• [What you have to do]: Will you write out the data exactly, excluding every picture?

• [Records for the exercise]:
_ _ _ _
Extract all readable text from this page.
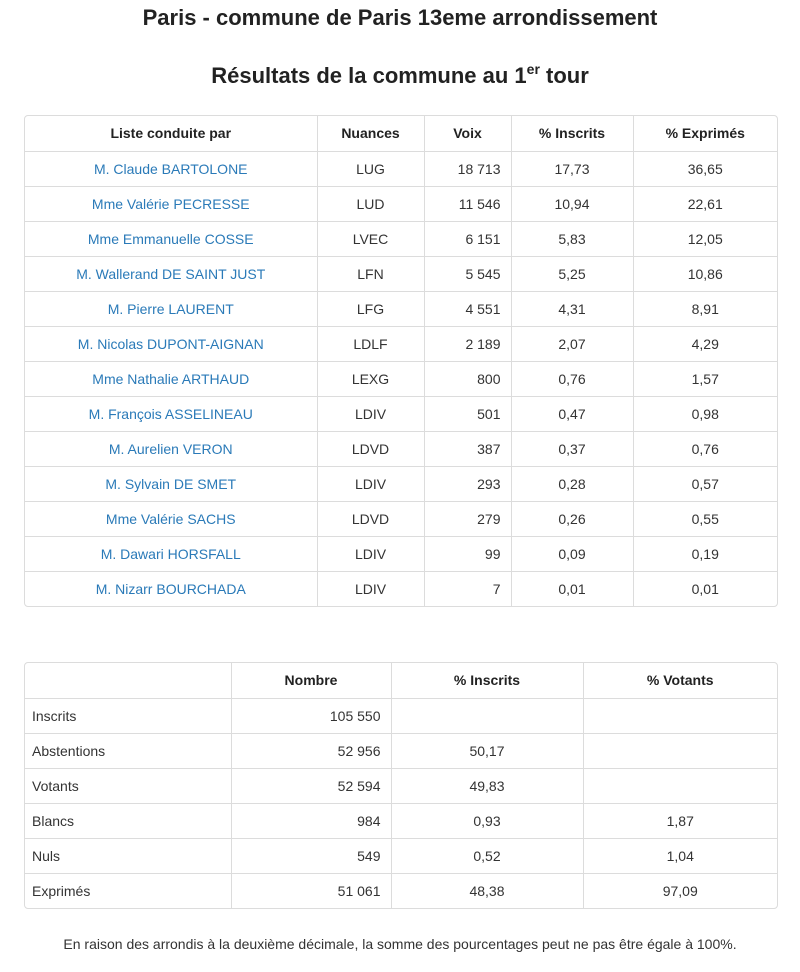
Paris - commune de Paris 13eme arrondissement
Résultats de la commune au 1er tour
Liste conduite par	Nuances	Voix	% Inscrits	% Exprimés
M. Claude BARTOLONE	LUG	18 713	17,73	36,65
Mme Valérie PECRESSE	LUD	11 546	10,94	22,61
Mme Emmanuelle COSSE	LVEC	6 151	5,83	12,05
M. Wallerand DE SAINT JUST	LFN	5 545	5,25	10,86
M. Pierre LAURENT	LFG	4 551	4,31	8,91
M. Nicolas DUPONT-AIGNAN	LDLF	2 189	2,07	4,29
Mme Nathalie ARTHAUD	LEXG	800	0,76	1,57
M. François ASSELINEAU	LDIV	501	0,47	0,98
M. Aurelien VERON	LDVD	387	0,37	0,76
M. Sylvain DE SMET	LDIV	293	0,28	0,57
Mme Valérie SACHS	LDVD	279	0,26	0,55
M. Dawari HORSFALL	LDIV	99	0,09	0,19
M. Nizarr BOURCHADA	LDIV	7	0,01	0,01
	Nombre	% Inscrits	% Votants
Inscrits	105 550		
Abstentions	52 956	50,17	
Votants	52 594	49,83	
Blancs	984	0,93	1,87
Nuls	549	0,52	1,04
Exprimés	51 061	48,38	97,09
En raison des arrondis à la deuxième décimale, la somme des pourcentages peut ne pas être égale à 100%.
_ _ _ _
• [Completed task]:
Extract all readable text from this page.
Paris - commune de Paris 13eme arrondissement
Résultats de la commune au 1er tour
Liste conduite par	Nuances	Voix	% Inscrits	% Exprimés
M. Claude BARTOLONE	LUG	18 713	17,73	36,65
Mme Valérie PECRESSE	LUD	11 546	10,94	22,61
Mme Emmanuelle COSSE	LVEC	6 151	5,83	12,05
M. Wallerand DE SAINT JUST	LFN	5 545	5,25	10,86
M. Pierre LAURENT	LFG	4 551	4,31	8,91
M. Nicolas DUPONT-AIGNAN	LDLF	2 189	2,07	4,29
Mme Nathalie ARTHAUD	LEXG	800	0,76	1,57
M. François ASSELINEAU	LDIV	501	0,47	0,98
M. Aurelien VERON	LDVD	387	0,37	0,76
M. Sylvain DE SMET	LDIV	293	0,28	0,57
Mme Valérie SACHS	LDVD	279	0,26	0,55
M. Dawari HORSFALL	LDIV	99	0,09	0,19
M. Nizarr BOURCHADA	LDIV	7	0,01	0,01
	Nombre	% Inscrits	% Votants
Inscrits	105 550		
Abstentions	52 956	50,17	
Votants	52 594	49,83	
Blancs	984	0,93	1,87
Nuls	549	0,52	1,04
Exprimés	51 061	48,38	97,09
En raison des arrondis à la deuxième décimale, la somme des pourcentages peut ne pas être égale à 100%.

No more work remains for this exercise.